Locate every line in the records below that holds the word "ylabel" and return each one.
------ GIVEN DATA
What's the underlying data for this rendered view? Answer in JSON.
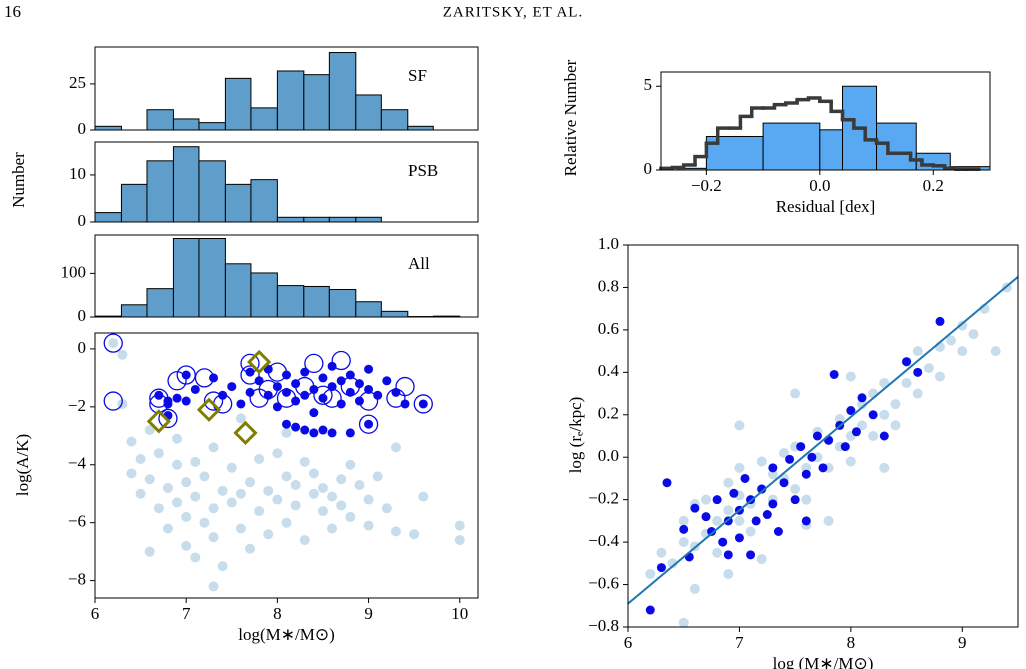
{
  "header": {
    "page_number": "16",
    "running_head": "ZARITSKY, ET AL."
  },
  "chart_data": [
    {
      "type": "histogram",
      "annotation": "SF",
      "bins": [
        6,
        6.29,
        6.57,
        6.86,
        7.14,
        7.43,
        7.71,
        8,
        8.29,
        8.57,
        8.86,
        9.14,
        9.43,
        9.71,
        10
      ],
      "values": [
        2,
        0,
        11,
        6,
        4,
        28,
        12,
        32,
        30,
        42,
        19,
        11,
        2,
        0
      ],
      "color": "#5f9dca",
      "xlim": [
        6,
        10.2
      ],
      "ylim": [
        0,
        45
      ],
      "yticks": [
        0,
        25
      ]
    },
    {
      "type": "histogram",
      "ylabel": "Number",
      "annotation": "PSB",
      "bins": [
        6,
        6.29,
        6.57,
        6.86,
        7.14,
        7.43,
        7.71,
        8,
        8.29,
        8.57,
        8.86,
        9.14,
        9.43,
        9.71,
        10
      ],
      "values": [
        2,
        8,
        13,
        16,
        13,
        8,
        9,
        1,
        1,
        1,
        1,
        0,
        0,
        0
      ],
      "color": "#5f9dca",
      "xlim": [
        6,
        10.2
      ],
      "ylim": [
        0,
        17
      ],
      "yticks": [
        0,
        10
      ]
    },
    {
      "type": "histogram",
      "annotation": "All",
      "bins": [
        6,
        6.29,
        6.57,
        6.86,
        7.14,
        7.43,
        7.71,
        8,
        8.29,
        8.57,
        8.86,
        9.14,
        9.43,
        9.71,
        10
      ],
      "values": [
        2,
        28,
        65,
        180,
        180,
        122,
        101,
        72,
        70,
        63,
        35,
        13,
        1,
        2
      ],
      "color": "#5f9dca",
      "xlim": [
        6,
        10.2
      ],
      "ylim": [
        0,
        188
      ],
      "yticks": [
        0,
        100
      ]
    },
    {
      "type": "scatter",
      "xlabel": "log(M∗/M⊙)",
      "ylabel": "log(A/K)",
      "xlim": [
        6,
        10.2
      ],
      "ylim": [
        -8.6,
        0.55
      ],
      "xticks": [
        6,
        7,
        8,
        9,
        10
      ],
      "yticks": [
        0,
        {
          "value": -2,
          "label": "−2"
        },
        {
          "value": -4,
          "label": "−4"
        },
        {
          "value": -6,
          "label": "−6"
        },
        {
          "value": -8,
          "label": "−8"
        }
      ],
      "series": [
        {
          "marker": "dot",
          "color": "#1f77b4",
          "opacity": 0.25,
          "x": [
            6.2,
            6.3,
            6.3,
            6.4,
            6.4,
            6.5,
            6.5,
            6.6,
            6.6,
            6.7,
            6.7,
            6.8,
            6.8,
            6.9,
            6.9,
            6.9,
            7.0,
            7.0,
            7.0,
            7.1,
            7.1,
            7.1,
            7.2,
            7.2,
            7.3,
            7.3,
            7.3,
            7.4,
            7.4,
            7.5,
            7.5,
            7.6,
            7.6,
            7.7,
            7.7,
            7.8,
            7.8,
            7.9,
            7.9,
            8.0,
            8.0,
            8.1,
            8.1,
            8.2,
            8.2,
            8.3,
            8.3,
            8.4,
            8.4,
            8.5,
            8.5,
            8.6,
            8.6,
            8.7,
            8.7,
            8.8,
            8.8,
            8.9,
            9.0,
            9.0,
            9.1,
            9.2,
            9.3,
            9.3,
            9.5,
            9.6,
            10.0,
            10.0,
            7.3,
            6.6,
            7.6,
            8.1
          ],
          "values": [
            0.2,
            -0.2,
            -1.9,
            -3.2,
            -4.3,
            -3.8,
            -5.0,
            -4.5,
            -2.8,
            -5.5,
            -3.6,
            -4.8,
            -6.2,
            -4.0,
            -5.3,
            -3.1,
            -4.6,
            -5.8,
            -6.8,
            -5.1,
            -3.9,
            -7.2,
            -4.4,
            -6.0,
            -5.5,
            -3.4,
            -6.5,
            -4.9,
            -7.5,
            -5.3,
            -4.1,
            -6.2,
            -5.0,
            -4.6,
            -6.9,
            -5.6,
            -3.8,
            -4.9,
            -6.4,
            -5.2,
            -3.6,
            -4.4,
            -6.0,
            -5.4,
            -4.7,
            -6.6,
            -3.9,
            -5.0,
            -4.3,
            -5.6,
            -4.8,
            -5.1,
            -6.2,
            -4.5,
            -5.4,
            -4.0,
            -5.8,
            -4.7,
            -5.2,
            -6.1,
            -4.4,
            -5.5,
            -3.4,
            -6.3,
            -6.4,
            -5.1,
            -6.1,
            -6.6,
            -8.2,
            -7.0,
            -2.4,
            -2.9
          ]
        },
        {
          "marker": "dot",
          "color": "#0a0ae6",
          "opacity": 1,
          "x": [
            6.7,
            6.8,
            6.9,
            7.0,
            7.1,
            7.3,
            7.5,
            7.6,
            7.7,
            7.7,
            7.8,
            7.9,
            7.9,
            8.0,
            8.0,
            8.1,
            8.1,
            8.2,
            8.2,
            8.3,
            8.3,
            8.4,
            8.4,
            8.5,
            8.5,
            8.6,
            8.6,
            8.7,
            8.7,
            8.8,
            8.8,
            8.9,
            8.9,
            9.0,
            9.0,
            9.1,
            9.2,
            9.3,
            9.4,
            9.6,
            8.1,
            8.2,
            8.3,
            8.4,
            8.5,
            8.6,
            8.8,
            9.0,
            7.4,
            7.0,
            6.8,
            6.8
          ],
          "values": [
            -1.6,
            -1.8,
            -1.7,
            -0.9,
            -1.4,
            -1.0,
            -1.3,
            -1.9,
            -0.8,
            -1.5,
            -1.1,
            -1.6,
            -0.7,
            -1.3,
            -2.0,
            -1.5,
            -0.9,
            -1.8,
            -1.2,
            -1.6,
            -0.8,
            -1.4,
            -2.2,
            -1.0,
            -1.7,
            -1.3,
            -0.6,
            -1.9,
            -1.1,
            -1.5,
            -0.9,
            -1.2,
            -1.8,
            -1.4,
            -0.7,
            -1.6,
            -1.1,
            -1.5,
            -1.9,
            -1.9,
            -2.6,
            -2.7,
            -2.8,
            -2.9,
            -2.8,
            -2.9,
            -2.9,
            -2.6,
            -1.6,
            -1.8,
            -1.9,
            -2.3
          ]
        },
        {
          "marker": "ring",
          "color": "#0a0ae6",
          "opacity": 1,
          "x": [
            6.2,
            6.2,
            6.7,
            6.7,
            6.9,
            7.0,
            7.3,
            7.4,
            7.7,
            7.7,
            7.8,
            7.9,
            8.0,
            8.1,
            8.3,
            8.4,
            8.6,
            8.7,
            8.8,
            9.0,
            9.0,
            9.3,
            9.4,
            9.6,
            6.8,
            7.2,
            8.5
          ],
          "values": [
            0.2,
            -1.8,
            -1.7,
            -1.9,
            -1.1,
            -0.9,
            -1.8,
            -1.9,
            -0.9,
            -0.5,
            -1.7,
            -1.4,
            -0.8,
            -1.7,
            -1.3,
            -0.5,
            -1.7,
            -0.4,
            -1.3,
            -1.8,
            -2.6,
            -1.7,
            -1.3,
            -1.9,
            -2.4,
            -1.0,
            -1.6
          ]
        },
        {
          "marker": "diamond",
          "color": "#7f7f00",
          "opacity": 1,
          "x": [
            6.7,
            7.25,
            7.65,
            7.8
          ],
          "values": [
            -2.5,
            -2.1,
            -2.9,
            -0.45
          ]
        }
      ]
    },
    {
      "type": "histogram",
      "xlabel": "Residual [dex]",
      "ylabel": "Relative Number",
      "xlim": [
        -0.28,
        0.3
      ],
      "ylim": [
        0,
        5.85
      ],
      "xticks": [
        {
          "value": -0.2,
          "label": "−0.2"
        },
        {
          "value": 0,
          "label": "0.0"
        },
        0.2
      ],
      "yticks": [
        0,
        5
      ],
      "bins": [
        -0.25,
        -0.2,
        -0.1,
        0,
        0.04,
        0.1,
        0.17,
        0.23,
        0.3
      ],
      "values": [
        0.1,
        2.0,
        2.8,
        2.4,
        5.0,
        2.8,
        1.0,
        0.2
      ],
      "color": "#58a8f2",
      "step": {
        "color": "#3a3a3a",
        "bins": [
          -0.28,
          -0.26,
          -0.24,
          -0.22,
          -0.2,
          -0.18,
          -0.16,
          -0.14,
          -0.12,
          -0.1,
          -0.08,
          -0.06,
          -0.04,
          -0.02,
          0,
          0.02,
          0.04,
          0.06,
          0.08,
          0.1,
          0.12,
          0.14,
          0.16,
          0.18,
          0.2,
          0.22,
          0.24,
          0.26,
          0.28
        ],
        "values": [
          0.1,
          0.15,
          0.3,
          0.8,
          1.6,
          2.5,
          2.5,
          3.2,
          3.7,
          3.7,
          3.9,
          4.0,
          4.2,
          4.3,
          4.1,
          3.5,
          3.0,
          2.5,
          1.8,
          1.6,
          1.0,
          1.0,
          0.6,
          0.3,
          0.25,
          0.1,
          0.05,
          0.05
        ]
      }
    },
    {
      "type": "scatter",
      "xlabel": "log (M∗/M⊙)",
      "ylabel": "log (rₑ/kpc)",
      "xlim": [
        6,
        9.5
      ],
      "ylim": [
        -0.8,
        1.0
      ],
      "xticks": [
        6,
        7,
        8,
        9
      ],
      "yticks": [
        {
          "value": -0.8,
          "label": "−0.8"
        },
        {
          "value": -0.6,
          "label": "−0.6"
        },
        {
          "value": -0.4,
          "label": "−0.4"
        },
        {
          "value": -0.2,
          "label": "−0.2"
        },
        {
          "value": 0,
          "label": "0.0"
        },
        0.2,
        0.4,
        0.6,
        0.8,
        {
          "value": 1,
          "label": "1.0"
        }
      ],
      "series": [
        {
          "marker": "dot",
          "color": "#1f77b4",
          "opacity": 0.25,
          "x": [
            6.2,
            6.3,
            6.4,
            6.5,
            6.5,
            6.6,
            6.6,
            6.7,
            6.7,
            6.8,
            6.8,
            6.9,
            6.9,
            7.0,
            7.0,
            7.0,
            7.1,
            7.1,
            7.2,
            7.2,
            7.3,
            7.3,
            7.4,
            7.4,
            7.5,
            7.5,
            7.6,
            7.6,
            7.7,
            7.7,
            7.8,
            7.8,
            7.9,
            7.9,
            8.0,
            8.0,
            8.1,
            8.1,
            8.2,
            8.2,
            8.3,
            8.3,
            8.4,
            8.4,
            8.5,
            8.5,
            8.6,
            8.6,
            8.7,
            8.8,
            8.8,
            8.9,
            9.0,
            9.0,
            9.1,
            9.2,
            9.3,
            9.4,
            6.9,
            7.6,
            7.0,
            7.5,
            8.0,
            6.6,
            6.5,
            7.8,
            8.3,
            7.2
          ],
          "values": [
            -0.55,
            -0.45,
            -0.5,
            -0.4,
            -0.3,
            -0.42,
            -0.22,
            -0.36,
            -0.2,
            -0.3,
            -0.45,
            -0.25,
            -0.12,
            -0.3,
            -0.18,
            -0.05,
            -0.22,
            -0.35,
            -0.15,
            -0.02,
            -0.2,
            -0.08,
            -0.1,
            0.02,
            -0.15,
            0.05,
            -0.05,
            -0.2,
            0.0,
            0.12,
            -0.05,
            0.08,
            0.05,
            0.18,
            0.1,
            -0.02,
            0.15,
            0.25,
            0.1,
            0.3,
            0.2,
            0.35,
            0.25,
            0.15,
            0.35,
            0.45,
            0.3,
            0.5,
            0.42,
            0.52,
            0.38,
            0.55,
            0.5,
            0.62,
            0.58,
            0.7,
            0.5,
            0.8,
            -0.55,
            -0.32,
            0.15,
            0.3,
            0.38,
            -0.62,
            -0.78,
            -0.3,
            -0.05,
            -0.48
          ]
        },
        {
          "marker": "dot",
          "color": "#0a0ae6",
          "opacity": 1,
          "x": [
            6.2,
            6.3,
            6.35,
            6.5,
            6.55,
            6.6,
            6.7,
            6.75,
            6.8,
            6.85,
            6.9,
            6.95,
            7.0,
            7.0,
            7.05,
            7.1,
            7.1,
            7.15,
            7.2,
            7.25,
            7.3,
            7.3,
            7.35,
            7.4,
            7.45,
            7.5,
            7.55,
            7.6,
            7.65,
            7.7,
            7.75,
            7.8,
            7.85,
            7.9,
            7.95,
            8.0,
            8.05,
            8.1,
            8.2,
            8.3,
            8.5,
            8.6,
            8.8,
            6.9,
            7.6
          ],
          "values": [
            -0.72,
            -0.52,
            -0.12,
            -0.34,
            -0.47,
            -0.24,
            -0.28,
            -0.35,
            -0.2,
            -0.4,
            -0.3,
            -0.17,
            -0.25,
            -0.38,
            -0.1,
            -0.46,
            -0.2,
            -0.3,
            -0.15,
            -0.27,
            -0.05,
            -0.22,
            -0.35,
            -0.12,
            -0.01,
            -0.2,
            0.05,
            -0.08,
            0.0,
            0.1,
            -0.05,
            0.08,
            0.39,
            0.15,
            0.05,
            0.22,
            0.12,
            0.28,
            0.2,
            0.1,
            0.45,
            0.4,
            0.64,
            -0.46,
            -0.3
          ]
        },
        {
          "type": "line",
          "color": "#1f77b4",
          "x": [
            6,
            9.5
          ],
          "values": [
            -0.69,
            0.85
          ]
        }
      ]
    }
  ]
}
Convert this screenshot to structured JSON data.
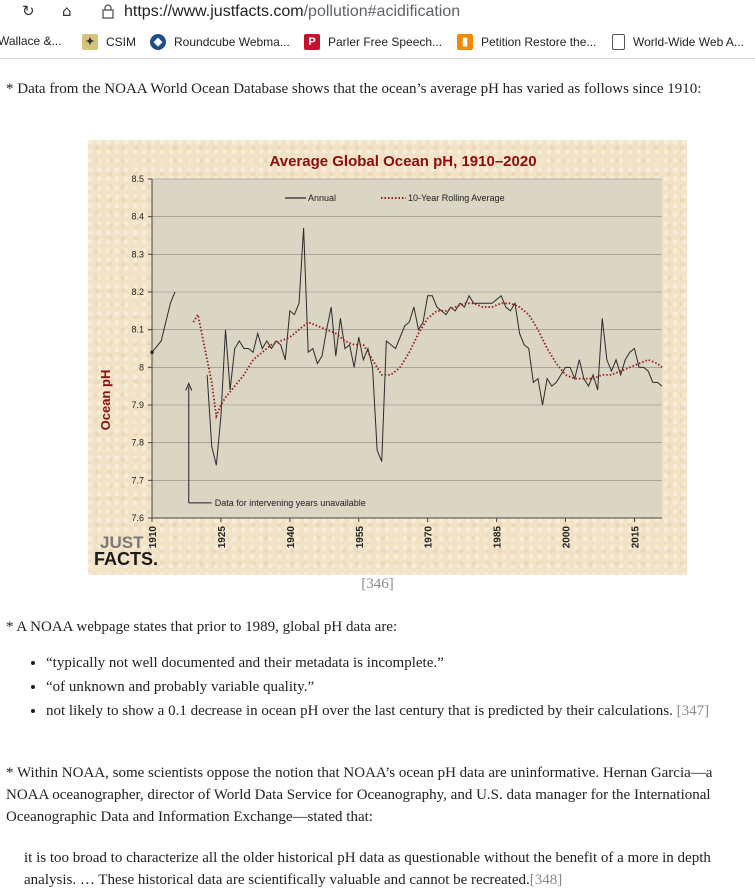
------------
→ **SOLUTION TO THIS EXERCISE**
      "ylabel": "Number",
      "ylabel": "log(A/K)",
      "ylabel": "Relative Number",
      "ylabel": "log (rₑ/kpc)",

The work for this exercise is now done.